#### [Problem requirements]
Reproduce each of the lines word for word.
────────────────────
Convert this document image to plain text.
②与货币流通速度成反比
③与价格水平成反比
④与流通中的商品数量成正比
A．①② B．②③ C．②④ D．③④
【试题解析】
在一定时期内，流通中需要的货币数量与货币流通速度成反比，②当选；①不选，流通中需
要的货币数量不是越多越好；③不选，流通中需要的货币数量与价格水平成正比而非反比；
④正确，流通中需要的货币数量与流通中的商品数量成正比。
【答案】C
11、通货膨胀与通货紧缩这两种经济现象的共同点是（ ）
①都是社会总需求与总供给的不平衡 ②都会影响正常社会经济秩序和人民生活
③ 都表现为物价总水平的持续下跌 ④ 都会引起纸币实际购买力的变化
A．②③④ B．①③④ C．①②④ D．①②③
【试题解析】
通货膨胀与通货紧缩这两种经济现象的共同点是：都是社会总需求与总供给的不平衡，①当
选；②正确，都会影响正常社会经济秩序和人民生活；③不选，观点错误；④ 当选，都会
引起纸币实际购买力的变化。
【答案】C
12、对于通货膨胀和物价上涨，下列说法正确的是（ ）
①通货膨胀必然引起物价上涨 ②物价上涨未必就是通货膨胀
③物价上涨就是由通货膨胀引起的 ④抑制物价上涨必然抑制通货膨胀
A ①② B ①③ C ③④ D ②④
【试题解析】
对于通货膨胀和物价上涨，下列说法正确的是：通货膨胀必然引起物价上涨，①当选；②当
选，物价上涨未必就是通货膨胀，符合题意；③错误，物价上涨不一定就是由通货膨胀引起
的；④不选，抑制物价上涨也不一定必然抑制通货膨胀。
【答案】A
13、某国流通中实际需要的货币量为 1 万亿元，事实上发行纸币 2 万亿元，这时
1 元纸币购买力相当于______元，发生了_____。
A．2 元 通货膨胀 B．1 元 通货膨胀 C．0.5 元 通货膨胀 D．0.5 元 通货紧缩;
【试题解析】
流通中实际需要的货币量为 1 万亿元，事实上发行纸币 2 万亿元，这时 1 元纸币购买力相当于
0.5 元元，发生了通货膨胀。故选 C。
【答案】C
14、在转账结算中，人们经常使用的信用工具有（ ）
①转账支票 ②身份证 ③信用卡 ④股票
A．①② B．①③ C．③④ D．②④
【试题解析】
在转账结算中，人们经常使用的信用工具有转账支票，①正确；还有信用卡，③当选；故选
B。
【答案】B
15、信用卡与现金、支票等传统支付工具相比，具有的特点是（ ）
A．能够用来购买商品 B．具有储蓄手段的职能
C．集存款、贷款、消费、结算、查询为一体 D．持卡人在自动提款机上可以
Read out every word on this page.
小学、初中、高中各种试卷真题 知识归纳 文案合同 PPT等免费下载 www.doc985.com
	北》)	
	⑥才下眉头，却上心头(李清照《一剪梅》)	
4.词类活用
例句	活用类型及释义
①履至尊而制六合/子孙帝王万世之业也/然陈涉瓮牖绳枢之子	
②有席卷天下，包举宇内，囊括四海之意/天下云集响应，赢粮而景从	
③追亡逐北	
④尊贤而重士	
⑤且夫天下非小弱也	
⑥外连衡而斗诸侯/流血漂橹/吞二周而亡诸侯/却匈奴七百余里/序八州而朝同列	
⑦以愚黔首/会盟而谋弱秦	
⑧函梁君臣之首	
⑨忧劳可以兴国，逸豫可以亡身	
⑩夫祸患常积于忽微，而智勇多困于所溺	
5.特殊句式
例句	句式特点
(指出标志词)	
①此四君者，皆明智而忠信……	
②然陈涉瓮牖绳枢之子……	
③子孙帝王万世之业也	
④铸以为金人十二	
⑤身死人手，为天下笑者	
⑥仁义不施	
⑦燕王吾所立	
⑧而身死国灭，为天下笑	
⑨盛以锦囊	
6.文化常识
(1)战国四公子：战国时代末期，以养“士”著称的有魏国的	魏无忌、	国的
────────────────────
#### [Answer for the task]
Convert this document image to plain text.
②与货币流通速度成反比
③与价格水平成反比
④与流通中的商品数量成正比
A．①② B．②③ C．②④ D．③④
【试题解析】
在一定时期内，流通中需要的货币数量与货币流通速度成反比，②当选；①不选，流通中需
要的货币数量不是越多越好；③不选，流通中需要的货币数量与价格水平成正比而非反比；
④正确，流通中需要的货币数量与流通中的商品数量成正比。
【答案】C
11、通货膨胀与通货紧缩这两种经济现象的共同点是（ ）
①都是社会总需求与总供给的不平衡 ②都会影响正常社会经济秩序和人民生活
③ 都表现为物价总水平的持续下跌 ④ 都会引起纸币实际购买力的变化
A．②③④ B．①③④ C．①②④ D．①②③
【试题解析】
通货膨胀与通货紧缩这两种经济现象的共同点是：都是社会总需求与总供给的不平衡，①当
选；②正确，都会影响正常社会经济秩序和人民生活；③不选，观点错误；④ 当选，都会
引起纸币实际购买力的变化。
【答案】C
12、对于通货膨胀和物价上涨，下列说法正确的是（ ）
①通货膨胀必然引起物价上涨 ②物价上涨未必就是通货膨胀
③物价上涨就是由通货膨胀引起的 ④抑制物价上涨必然抑制通货膨胀
A ①② B ①③ C ③④ D ②④
【试题解析】
对于通货膨胀和物价上涨，下列说法正确的是：通货膨胀必然引起物价上涨，①当选；②当
选，物价上涨未必就是通货膨胀，符合题意；③错误，物价上涨不一定就是由通货膨胀引起
的；④不选，抑制物价上涨也不一定必然抑制通货膨胀。
【答案】A
13、某国流通中实际需要的货币量为 1 万亿元，事实上发行纸币 2 万亿元，这时
1 元纸币购买力相当于______元，发生了_____。
A．2 元 通货膨胀 B．1 元 通货膨胀 C．0.5 元 通货膨胀 D．0.5 元 通货紧缩;
【试题解析】
流通中实际需要的货币量为 1 万亿元，事实上发行纸币 2 万亿元，这时 1 元纸币购买力相当于
0.5 元元，发生了通货膨胀。故选 C。
【答案】C
14、在转账结算中，人们经常使用的信用工具有（ ）
①转账支票 ②身份证 ③信用卡 ④股票
A．①② B．①③ C．③④ D．②④
【试题解析】
在转账结算中，人们经常使用的信用工具有转账支票，①正确；还有信用卡，③当选；故选
B。
【答案】B
15、信用卡与现金、支票等传统支付工具相比，具有的特点是（ ）
A．能够用来购买商品 B．具有储蓄手段的职能
C．集存款、贷款、消费、结算、查询为一体 D．持卡人在自动提款机上可以
Read out every word on this page.
小学、初中、高中各种试卷真题 知识归纳 文案合同 PPT等免费下载 www.doc985.com
	北》)	
	⑥才下眉头，却上心头(李清照《一剪梅》)	
4.词类活用
例句	活用类型及释义
①履至尊而制六合/子孙帝王万世之业也/然陈涉瓮牖绳枢之子	
②有席卷天下，包举宇内，囊括四海之意/天下云集响应，赢粮而景从	
③追亡逐北	
④尊贤而重士	
⑤且夫天下非小弱也	
⑥外连衡而斗诸侯/流血漂橹/吞二周而亡诸侯/却匈奴七百余里/序八州而朝同列	
⑦以愚黔首/会盟而谋弱秦	
⑧函梁君臣之首	
⑨忧劳可以兴国，逸豫可以亡身	
⑩夫祸患常积于忽微，而智勇多困于所溺	
5.特殊句式
例句	句式特点
(指出标志词)	
①此四君者，皆明智而忠信……	
②然陈涉瓮牖绳枢之子……	
③子孙帝王万世之业也	
④铸以为金人十二	
⑤身死人手，为天下笑者	
⑥仁义不施	
⑦燕王吾所立	
⑧而身死国灭，为天下笑	
⑨盛以锦囊	
6.文化常识
(1)战国四公子：战国时代末期，以养“士”著称的有魏国的	魏无忌、	国的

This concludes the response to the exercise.